Instructions for the task:
Extract the listing in its entirety, keeping each line identical to the original.

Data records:
==============================
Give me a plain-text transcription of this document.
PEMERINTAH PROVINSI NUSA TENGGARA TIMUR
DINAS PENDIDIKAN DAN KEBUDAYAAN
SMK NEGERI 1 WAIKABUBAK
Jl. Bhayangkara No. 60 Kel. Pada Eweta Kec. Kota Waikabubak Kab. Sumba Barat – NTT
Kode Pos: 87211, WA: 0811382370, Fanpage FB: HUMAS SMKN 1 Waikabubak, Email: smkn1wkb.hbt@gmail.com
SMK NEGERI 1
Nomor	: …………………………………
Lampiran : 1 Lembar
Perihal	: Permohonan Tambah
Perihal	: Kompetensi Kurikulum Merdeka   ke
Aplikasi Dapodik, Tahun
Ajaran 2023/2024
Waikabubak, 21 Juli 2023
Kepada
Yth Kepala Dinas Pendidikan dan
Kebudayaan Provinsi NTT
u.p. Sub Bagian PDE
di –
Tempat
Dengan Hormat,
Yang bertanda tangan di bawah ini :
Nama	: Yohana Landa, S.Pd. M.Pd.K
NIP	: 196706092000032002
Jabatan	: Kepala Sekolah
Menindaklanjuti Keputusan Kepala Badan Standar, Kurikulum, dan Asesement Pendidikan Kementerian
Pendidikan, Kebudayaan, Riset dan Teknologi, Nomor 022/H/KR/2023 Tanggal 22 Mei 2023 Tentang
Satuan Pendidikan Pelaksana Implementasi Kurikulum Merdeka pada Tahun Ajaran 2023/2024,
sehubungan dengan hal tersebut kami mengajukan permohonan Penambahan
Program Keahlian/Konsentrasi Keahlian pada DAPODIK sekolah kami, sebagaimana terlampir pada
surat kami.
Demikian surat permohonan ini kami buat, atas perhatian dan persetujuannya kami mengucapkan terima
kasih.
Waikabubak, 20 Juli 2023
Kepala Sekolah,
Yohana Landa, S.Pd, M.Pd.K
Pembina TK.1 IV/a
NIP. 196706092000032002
==============================
The result:
Give me a plain-text transcription of this document.
PEMERINTAH PROVINSI NUSA TENGGARA TIMUR
DINAS PENDIDIKAN DAN KEBUDAYAAN
SMK NEGERI 1 WAIKABUBAK
Jl. Bhayangkara No. 60 Kel. Pada Eweta Kec. Kota Waikabubak Kab. Sumba Barat – NTT
Kode Pos: 87211, WA: 0811382370, Fanpage FB: HUMAS SMKN 1 Waikabubak, Email: smkn1wkb.hbt@gmail.com
SMK NEGERI 1
Nomor	: …………………………………
Lampiran : 1 Lembar
Perihal	: Permohonan Tambah
Perihal	: Kompetensi Kurikulum Merdeka   ke
Aplikasi Dapodik, Tahun
Ajaran 2023/2024
Waikabubak, 21 Juli 2023
Kepada
Yth Kepala Dinas Pendidikan dan
Kebudayaan Provinsi NTT
u.p. Sub Bagian PDE
di –
Tempat
Dengan Hormat,
Yang bertanda tangan di bawah ini :
Nama	: Yohana Landa, S.Pd. M.Pd.K
NIP	: 196706092000032002
Jabatan	: Kepala Sekolah
Menindaklanjuti Keputusan Kepala Badan Standar, Kurikulum, dan Asesement Pendidikan Kementerian
Pendidikan, Kebudayaan, Riset dan Teknologi, Nomor 022/H/KR/2023 Tanggal 22 Mei 2023 Tentang
Satuan Pendidikan Pelaksana Implementasi Kurikulum Merdeka pada Tahun Ajaran 2023/2024,
sehubungan dengan hal tersebut kami mengajukan permohonan Penambahan
Program Keahlian/Konsentrasi Keahlian pada DAPODIK sekolah kami, sebagaimana terlampir pada
surat kami.
Demikian surat permohonan ini kami buat, atas perhatian dan persetujuannya kami mengucapkan terima
kasih.
Waikabubak, 20 Juli 2023
Kepala Sekolah,
Yohana Landa, S.Pd, M.Pd.K
Pembina TK.1 IV/a
NIP. 196706092000032002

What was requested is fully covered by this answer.